**Data**
════════════════

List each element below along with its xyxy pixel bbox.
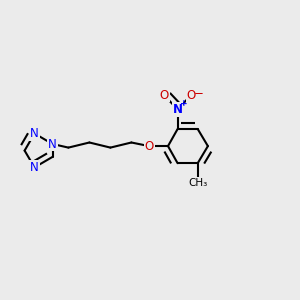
Text: O: O [187, 88, 196, 102]
Text: N: N [30, 161, 39, 174]
Text: O: O [160, 88, 169, 102]
Text: N: N [172, 103, 183, 116]
Text: O: O [145, 140, 154, 153]
Text: CH₃: CH₃ [188, 178, 207, 188]
Text: −: − [194, 87, 203, 100]
Text: N: N [48, 137, 57, 151]
Text: N: N [30, 127, 39, 140]
Text: +: + [180, 99, 188, 108]
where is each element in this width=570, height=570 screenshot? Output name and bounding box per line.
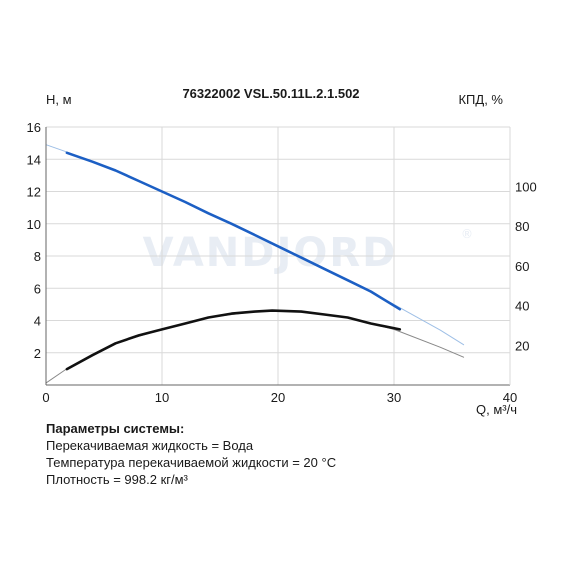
- y-axis-title: H, м: [46, 92, 72, 107]
- y2-tick-label: 60: [515, 259, 529, 274]
- y-tick-label: 10: [27, 217, 41, 232]
- y2-tick-label: 80: [515, 219, 529, 234]
- x-tick-label: 0: [42, 390, 49, 405]
- system-parameters-heading: Параметры системы:: [46, 421, 185, 436]
- y-tick-label: 12: [27, 185, 41, 200]
- series-layer: [45, 144, 465, 384]
- axes-layer: 0 10 20 30 40 2 4 6 8 10 12 14 16 20 40 60 80 100: [27, 120, 537, 405]
- x-tick-label: 20: [271, 390, 285, 405]
- y-tick-label: 14: [27, 152, 41, 167]
- chart-title: 76322002 VSL.50.11L.2.1.502: [182, 86, 359, 101]
- x-tick-label: 10: [155, 390, 169, 405]
- y2-axis-title: КПД, %: [458, 92, 503, 107]
- efficiency-operating-curve: [65, 309, 402, 371]
- system-parameters: Параметры системы: Перекачиваемая жидкос…: [46, 420, 546, 488]
- pump-curve-chart: VANDJORD ® 0 10 20 30 40 2 4 6 8 10 12 14 16 20 40 60 80…: [27, 86, 537, 417]
- y-tick-label: 4: [34, 314, 41, 329]
- param-liquid: Перекачиваемая жидкость = Вода: [46, 438, 254, 453]
- y-tick-label: 8: [34, 249, 41, 264]
- grid-layer: [46, 126, 511, 385]
- head-operating-curve: [65, 151, 402, 311]
- y-tick-label: 16: [27, 120, 41, 135]
- x-tick-label: 40: [503, 390, 517, 405]
- y-tick-label: 6: [34, 281, 41, 296]
- vandjord-watermark: VANDJORD: [143, 230, 398, 276]
- x-tick-label: 30: [387, 390, 401, 405]
- x-axis-title: Q, м³/ч: [476, 402, 517, 417]
- y-tick-label: 2: [34, 346, 41, 361]
- y2-tick-label: 100: [515, 180, 537, 195]
- param-temperature: Температура перекачиваемой жидкости = 20…: [46, 455, 337, 470]
- watermark-layer: VANDJORD ®: [143, 227, 473, 276]
- y2-tick-label: 20: [515, 338, 529, 353]
- registered-mark: ®: [461, 227, 473, 241]
- y2-tick-label: 40: [515, 299, 529, 314]
- param-density: Плотность = 998.2 кг/м³: [46, 472, 188, 487]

════════════════

**Exercise brief**
Reproduce the material above line for line without changing any wording, numbers or punctuation, and omit the picture markers.

**Solution to this task**
List each element below along with its xyxy pixel bbox.
Text: O: O [187, 88, 196, 102]
Text: N: N [30, 161, 39, 174]
Text: O: O [160, 88, 169, 102]
Text: N: N [172, 103, 183, 116]
Text: O: O [145, 140, 154, 153]
Text: CH₃: CH₃ [188, 178, 207, 188]
Text: −: − [194, 87, 203, 100]
Text: N: N [48, 137, 57, 151]
Text: N: N [30, 127, 39, 140]
Text: +: + [180, 99, 188, 108]
where is each element in this width=570, height=570 screenshot? Output name and bounding box per line.
- y-axis-title: H, м: [46, 92, 72, 107]
- y2-tick-label: 60: [515, 259, 529, 274]
- y-tick-label: 10: [27, 217, 41, 232]
- y2-tick-label: 80: [515, 219, 529, 234]
- x-tick-label: 0: [42, 390, 49, 405]
- system-parameters-heading: Параметры системы:: [46, 421, 185, 436]
- y-tick-label: 12: [27, 185, 41, 200]
- series-layer: [45, 144, 465, 384]
- axes-layer: 0 10 20 30 40 2 4 6 8 10 12 14 16 20 40 60 80 100: [27, 120, 537, 405]
- x-tick-label: 20: [271, 390, 285, 405]
- y-tick-label: 14: [27, 152, 41, 167]
- chart-title: 76322002 VSL.50.11L.2.1.502: [182, 86, 359, 101]
- x-tick-label: 10: [155, 390, 169, 405]
- y2-axis-title: КПД, %: [458, 92, 503, 107]
- efficiency-operating-curve: [65, 309, 402, 371]
- system-parameters: Параметры системы: Перекачиваемая жидкос…: [46, 420, 546, 488]
- pump-curve-chart: VANDJORD ® 0 10 20 30 40 2 4 6 8 10 12 14 16 20 40 60 80…: [27, 86, 537, 417]
- y-tick-label: 4: [34, 314, 41, 329]
- param-liquid: Перекачиваемая жидкость = Вода: [46, 438, 254, 453]
- y-tick-label: 8: [34, 249, 41, 264]
- grid-layer: [46, 126, 511, 385]
- head-operating-curve: [65, 151, 402, 311]
- y-tick-label: 16: [27, 120, 41, 135]
- x-tick-label: 40: [503, 390, 517, 405]
- y-tick-label: 6: [34, 281, 41, 296]
- vandjord-watermark: VANDJORD: [143, 230, 398, 276]
- x-tick-label: 30: [387, 390, 401, 405]
- x-axis-title: Q, м³/ч: [476, 402, 517, 417]
- y-tick-label: 2: [34, 346, 41, 361]
- y2-tick-label: 100: [515, 180, 537, 195]
- param-temperature: Температура перекачиваемой жидкости = 20…: [46, 455, 337, 470]
- watermark-layer: VANDJORD ®: [143, 227, 473, 276]
- y2-tick-label: 20: [515, 338, 529, 353]
- registered-mark: ®: [461, 227, 473, 241]
- y2-tick-label: 40: [515, 299, 529, 314]
- param-density: Плотность = 998.2 кг/м³: [46, 472, 188, 487]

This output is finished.